Given task a ->
From the records, copy out every line from the one containing "weather-temperature[interactable]: 66°F <box>64" down to the one containing "clock-date[interactable]: 11/18/2024 <box>1793", both included, unchanged.

[BEGIN Page]

# Which affects guitar necks more, temperature or humidity?



## GuitaristZ (Jan 26, 2007)

Whenever we get a cold snap here in Calgary, my guitars necks seem to warp a bit. I usually get a lot more buzz than normally. My guitars normally reside in my basement which is completely finished. It is a bit colder there, but not much. It isnt super damp or anything down there either. Is this due more to humidity or temperature?

Btw, the guitars necks have a very thin finish. Very fast.


----------



## Coustfan'01 (Sep 27, 2006)

Probably humidity . I had the same thing happen to me when I kept my guitar in my room in the basement .


----------



## auger (Apr 23, 2006)

hey..guitarz....
I have to do a seasonal adjustment to my guitar necks....due to changes in the relative humidity....
I dont leave my guitars in my finished basement due to higher humidity levels...than on our main floor
but it will help to run a dehumidifier.....as long as you dont dry it out too much.....

[END Page]
[BEGIN Available data]

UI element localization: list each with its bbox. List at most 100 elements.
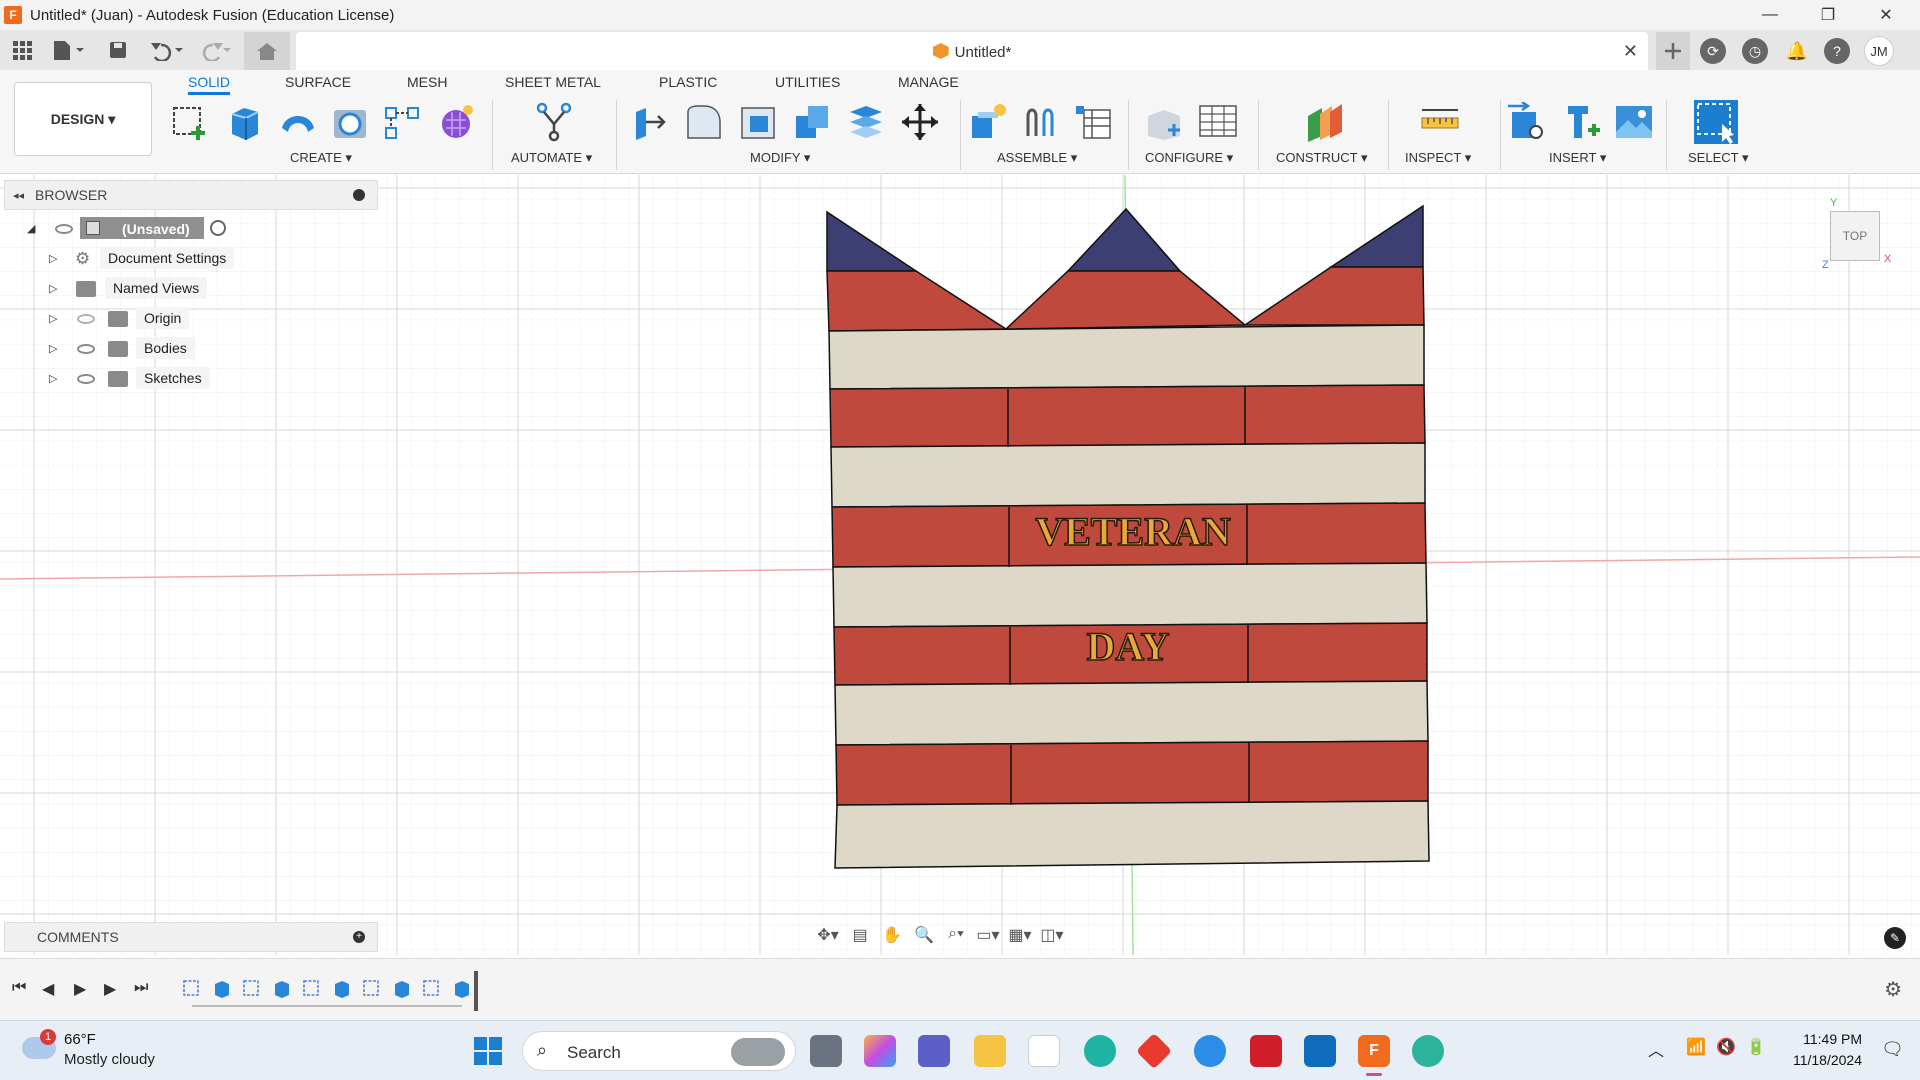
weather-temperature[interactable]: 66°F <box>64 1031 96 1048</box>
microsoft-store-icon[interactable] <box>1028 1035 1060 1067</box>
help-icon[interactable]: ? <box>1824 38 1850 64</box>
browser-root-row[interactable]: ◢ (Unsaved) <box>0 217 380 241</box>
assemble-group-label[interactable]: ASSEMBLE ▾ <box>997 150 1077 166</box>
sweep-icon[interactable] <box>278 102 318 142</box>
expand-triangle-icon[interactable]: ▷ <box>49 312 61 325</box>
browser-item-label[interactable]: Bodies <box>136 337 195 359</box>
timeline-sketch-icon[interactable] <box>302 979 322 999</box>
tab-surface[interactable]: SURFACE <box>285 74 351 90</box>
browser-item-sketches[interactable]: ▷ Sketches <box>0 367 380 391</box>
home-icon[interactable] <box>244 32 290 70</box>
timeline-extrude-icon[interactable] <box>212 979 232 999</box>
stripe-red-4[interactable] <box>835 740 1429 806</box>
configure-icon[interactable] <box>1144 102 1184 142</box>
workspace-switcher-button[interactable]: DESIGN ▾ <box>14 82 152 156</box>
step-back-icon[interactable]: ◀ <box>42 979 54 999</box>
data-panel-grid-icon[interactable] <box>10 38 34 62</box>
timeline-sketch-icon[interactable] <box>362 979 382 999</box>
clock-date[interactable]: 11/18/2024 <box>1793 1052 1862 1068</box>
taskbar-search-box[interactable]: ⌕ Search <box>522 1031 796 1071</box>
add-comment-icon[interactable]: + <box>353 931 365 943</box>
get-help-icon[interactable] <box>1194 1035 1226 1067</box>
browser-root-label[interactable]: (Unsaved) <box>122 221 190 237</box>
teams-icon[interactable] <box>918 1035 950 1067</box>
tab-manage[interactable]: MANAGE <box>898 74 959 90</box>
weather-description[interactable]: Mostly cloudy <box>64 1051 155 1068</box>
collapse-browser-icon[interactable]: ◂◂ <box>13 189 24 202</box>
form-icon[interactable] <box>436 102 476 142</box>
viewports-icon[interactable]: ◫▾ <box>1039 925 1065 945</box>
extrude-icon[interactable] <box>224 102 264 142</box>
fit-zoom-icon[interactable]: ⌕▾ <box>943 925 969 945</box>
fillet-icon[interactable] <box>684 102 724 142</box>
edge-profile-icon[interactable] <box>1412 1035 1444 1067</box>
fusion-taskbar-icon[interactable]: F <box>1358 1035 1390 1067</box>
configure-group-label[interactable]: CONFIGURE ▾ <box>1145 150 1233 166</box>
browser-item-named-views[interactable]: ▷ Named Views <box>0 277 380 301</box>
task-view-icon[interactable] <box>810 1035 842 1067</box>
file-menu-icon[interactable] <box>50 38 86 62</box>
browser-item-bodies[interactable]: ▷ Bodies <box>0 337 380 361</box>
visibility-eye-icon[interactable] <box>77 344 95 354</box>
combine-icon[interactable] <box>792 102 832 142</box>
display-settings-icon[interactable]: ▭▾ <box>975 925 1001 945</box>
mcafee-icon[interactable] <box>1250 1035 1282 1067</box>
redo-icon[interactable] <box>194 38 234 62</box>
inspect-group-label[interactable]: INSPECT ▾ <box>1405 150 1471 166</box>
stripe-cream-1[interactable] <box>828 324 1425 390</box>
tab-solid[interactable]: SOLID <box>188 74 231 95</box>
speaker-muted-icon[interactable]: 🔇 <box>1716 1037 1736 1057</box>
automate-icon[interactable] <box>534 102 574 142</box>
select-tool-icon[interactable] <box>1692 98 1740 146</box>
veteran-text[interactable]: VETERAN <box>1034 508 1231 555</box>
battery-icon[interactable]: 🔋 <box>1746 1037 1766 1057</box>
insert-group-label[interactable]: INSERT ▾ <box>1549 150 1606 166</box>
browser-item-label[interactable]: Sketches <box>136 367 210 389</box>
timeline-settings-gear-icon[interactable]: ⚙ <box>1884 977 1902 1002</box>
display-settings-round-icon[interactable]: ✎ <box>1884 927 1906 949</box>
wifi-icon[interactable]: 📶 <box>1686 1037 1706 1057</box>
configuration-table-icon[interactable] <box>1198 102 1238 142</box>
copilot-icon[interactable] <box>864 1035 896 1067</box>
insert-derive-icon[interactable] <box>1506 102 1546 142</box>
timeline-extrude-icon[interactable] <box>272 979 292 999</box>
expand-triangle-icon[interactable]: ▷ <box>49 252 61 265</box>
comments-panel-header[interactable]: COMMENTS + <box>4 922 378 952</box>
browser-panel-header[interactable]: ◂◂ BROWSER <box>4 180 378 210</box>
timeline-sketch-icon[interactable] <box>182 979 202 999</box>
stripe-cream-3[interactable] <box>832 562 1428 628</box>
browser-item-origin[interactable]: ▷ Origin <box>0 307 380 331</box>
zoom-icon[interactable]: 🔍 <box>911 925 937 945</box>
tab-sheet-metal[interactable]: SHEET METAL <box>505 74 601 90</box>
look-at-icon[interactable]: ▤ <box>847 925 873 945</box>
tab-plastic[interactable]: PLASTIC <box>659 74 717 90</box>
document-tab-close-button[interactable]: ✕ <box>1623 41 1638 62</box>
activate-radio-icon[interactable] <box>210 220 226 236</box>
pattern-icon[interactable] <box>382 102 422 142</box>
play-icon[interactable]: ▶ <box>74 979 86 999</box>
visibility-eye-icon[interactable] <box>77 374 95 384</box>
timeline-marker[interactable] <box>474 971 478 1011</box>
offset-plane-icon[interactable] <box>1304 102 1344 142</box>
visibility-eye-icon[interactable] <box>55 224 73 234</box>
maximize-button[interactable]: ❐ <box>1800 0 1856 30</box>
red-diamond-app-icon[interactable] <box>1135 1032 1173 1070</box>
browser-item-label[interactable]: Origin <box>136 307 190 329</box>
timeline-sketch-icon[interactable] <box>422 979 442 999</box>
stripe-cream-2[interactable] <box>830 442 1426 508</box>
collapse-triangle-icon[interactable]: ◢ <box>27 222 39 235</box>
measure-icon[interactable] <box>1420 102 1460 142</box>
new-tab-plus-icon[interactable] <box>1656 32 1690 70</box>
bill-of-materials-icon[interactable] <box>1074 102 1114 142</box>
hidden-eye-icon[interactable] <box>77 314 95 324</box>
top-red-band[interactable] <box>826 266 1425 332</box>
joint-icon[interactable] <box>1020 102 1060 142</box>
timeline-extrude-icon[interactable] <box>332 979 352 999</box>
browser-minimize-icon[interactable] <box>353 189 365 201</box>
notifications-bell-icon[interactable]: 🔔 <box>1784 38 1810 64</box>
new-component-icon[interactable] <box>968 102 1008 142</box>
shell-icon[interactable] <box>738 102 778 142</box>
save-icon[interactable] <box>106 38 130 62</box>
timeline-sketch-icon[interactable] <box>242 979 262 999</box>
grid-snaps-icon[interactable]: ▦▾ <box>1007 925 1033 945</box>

[END Available data]

Given task b ->
In the guitar neck thread, why does auger not leave guitars in the finished basement?

Full response a ->
weather-temperature[interactable]: 66°F <box>64 1031 96 1048</box>
microsoft-store-icon[interactable] <box>1028 1035 1060 1067</box>
help-icon[interactable]: ? <box>1824 38 1850 64</box>
browser-root-row[interactable]: ◢ (Unsaved) <box>0 217 380 241</box>
assemble-group-label[interactable]: ASSEMBLE ▾ <box>997 150 1077 166</box>
sweep-icon[interactable] <box>278 102 318 142</box>
expand-triangle-icon[interactable]: ▷ <box>49 312 61 325</box>
browser-item-label[interactable]: Bodies <box>136 337 195 359</box>
timeline-sketch-icon[interactable] <box>302 979 322 999</box>
tab-surface[interactable]: SURFACE <box>285 74 351 90</box>
browser-item-sketches[interactable]: ▷ Sketches <box>0 367 380 391</box>
home-icon[interactable] <box>244 32 290 70</box>
timeline-extrude-icon[interactable] <box>212 979 232 999</box>
stripe-red-4[interactable] <box>835 740 1429 806</box>
configure-icon[interactable] <box>1144 102 1184 142</box>
workspace-switcher-button[interactable]: DESIGN ▾ <box>14 82 152 156</box>
step-back-icon[interactable]: ◀ <box>42 979 54 999</box>
data-panel-grid-icon[interactable] <box>10 38 34 62</box>
timeline-sketch-icon[interactable] <box>362 979 382 999</box>
clock-date[interactable]: 11/18/2024 <box>1793 1052 1862 1068</box>

Full response b ->
The finished basement has higher humidity levels than the main floor.